-- Material provided follows --

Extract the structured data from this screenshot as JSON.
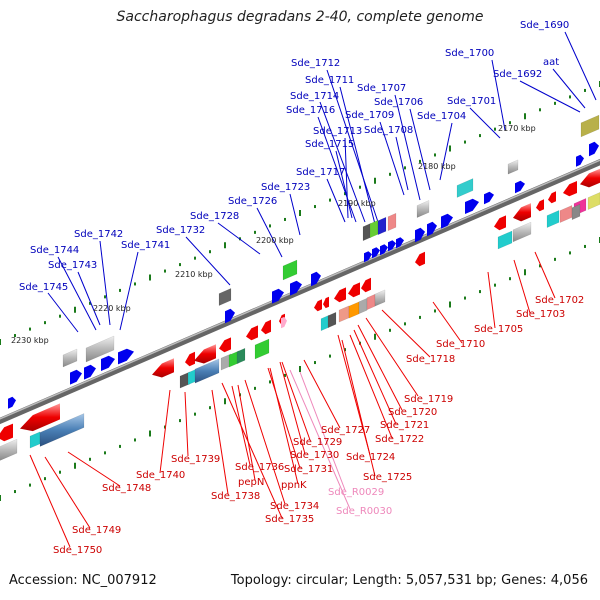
{
  "title": "Saccharophagus degradans 2-40, complete genome",
  "footer": {
    "accession": "Accession: NC_007912",
    "topology": "Topology: circular; Length: 5,057,531 bp; Genes: 4,056"
  },
  "colors": {
    "forward_gene": "#0000ee",
    "reverse_gene": "#ee0000",
    "forward_label": "#0000bb",
    "reverse_label": "#cc0000",
    "rna_label": "#ee88bb",
    "backbone": "#888888",
    "tick": "#1a7a1a"
  },
  "tick_labels": [
    "2170 kbp",
    "2180 kbp",
    "2190 kbp",
    "2200 kbp",
    "2210 kbp",
    "2220 kbp",
    "2230 kbp"
  ],
  "forward_labels": [
    "Sde_1690",
    "Sde_1700",
    "aat",
    "Sde_1692",
    "Sde_1712",
    "Sde_1711",
    "Sde_1707",
    "Sde_1714",
    "Sde_1706",
    "Sde_1716",
    "Sde_1709",
    "Sde_1701",
    "Sde_1704",
    "Sde_1713",
    "Sde_1708",
    "Sde_1715",
    "Sde_1717",
    "Sde_1723",
    "Sde_1726",
    "Sde_1728",
    "Sde_1732",
    "Sde_1742",
    "Sde_1741",
    "Sde_1744",
    "Sde_1743",
    "Sde_1745"
  ],
  "reverse_labels": [
    "Sde_1702",
    "Sde_1703",
    "Sde_1705",
    "Sde_1710",
    "Sde_1718",
    "Sde_1719",
    "Sde_1720",
    "Sde_1721",
    "Sde_1722",
    "Sde_1727",
    "Sde_1724",
    "Sde_1729",
    "Sde_1725",
    "Sde_1730",
    "Sde_1739",
    "Sde_1736",
    "Sde_1731",
    "Sde_1740",
    "pepN",
    "ppnK",
    "Sde_1738",
    "Sde_1748",
    "Sde_1734",
    "Sde_1735",
    "Sde_1749",
    "Sde_1750"
  ],
  "rna_labels": [
    "Sde_R0029",
    "Sde_R0030"
  ]
}
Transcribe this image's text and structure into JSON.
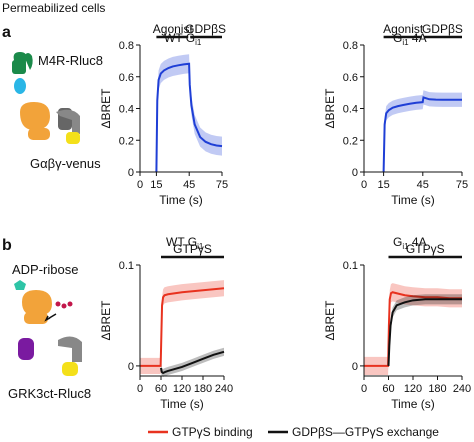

-- Material provided concluded --

= Work task =
Your task is to return the entries above exactly, with no pictures.

= Task solution =
Extract the structured data from this screenshot as JSON.
{
  "title": "Saccharophagus degradans 2-40, complete genome",
  "footer": {
    "accession": "Accession: NC_007912",
    "topology": "Topology: circular; Length: 5,057,531 bp; Genes: 4,056"
  },
  "colors": {
    "forward_gene": "#0000ee",
    "reverse_gene": "#ee0000",
    "forward_label": "#0000bb",
    "reverse_label": "#cc0000",
    "rna_label": "#ee88bb",
    "backbone": "#888888",
    "tick": "#1a7a1a"
  },
  "tick_labels": [
    "2170 kbp",
    "2180 kbp",
    "2190 kbp",
    "2200 kbp",
    "2210 kbp",
    "2220 kbp",
    "2230 kbp"
  ],
  "forward_labels": [
    "Sde_1690",
    "Sde_1700",
    "aat",
    "Sde_1692",
    "Sde_1712",
    "Sde_1711",
    "Sde_1707",
    "Sde_1714",
    "Sde_1706",
    "Sde_1716",
    "Sde_1709",
    "Sde_1701",
    "Sde_1704",
    "Sde_1713",
    "Sde_1708",
    "Sde_1715",
    "Sde_1717",
    "Sde_1723",
    "Sde_1726",
    "Sde_1728",
    "Sde_1732",
    "Sde_1742",
    "Sde_1741",
    "Sde_1744",
    "Sde_1743",
    "Sde_1745"
  ],
  "reverse_labels": [
    "Sde_1702",
    "Sde_1703",
    "Sde_1705",
    "Sde_1710",
    "Sde_1718",
    "Sde_1719",
    "Sde_1720",
    "Sde_1721",
    "Sde_1722",
    "Sde_1727",
    "Sde_1724",
    "Sde_1729",
    "Sde_1725",
    "Sde_1730",
    "Sde_1739",
    "Sde_1736",
    "Sde_1731",
    "Sde_1740",
    "pepN",
    "ppnK",
    "Sde_1738",
    "Sde_1748",
    "Sde_1734",
    "Sde_1735",
    "Sde_1749",
    "Sde_1750"
  ],
  "rna_labels": [
    "Sde_R0029",
    "Sde_R0030"
  ]
}
Transcribe this image's text and structure into JSON.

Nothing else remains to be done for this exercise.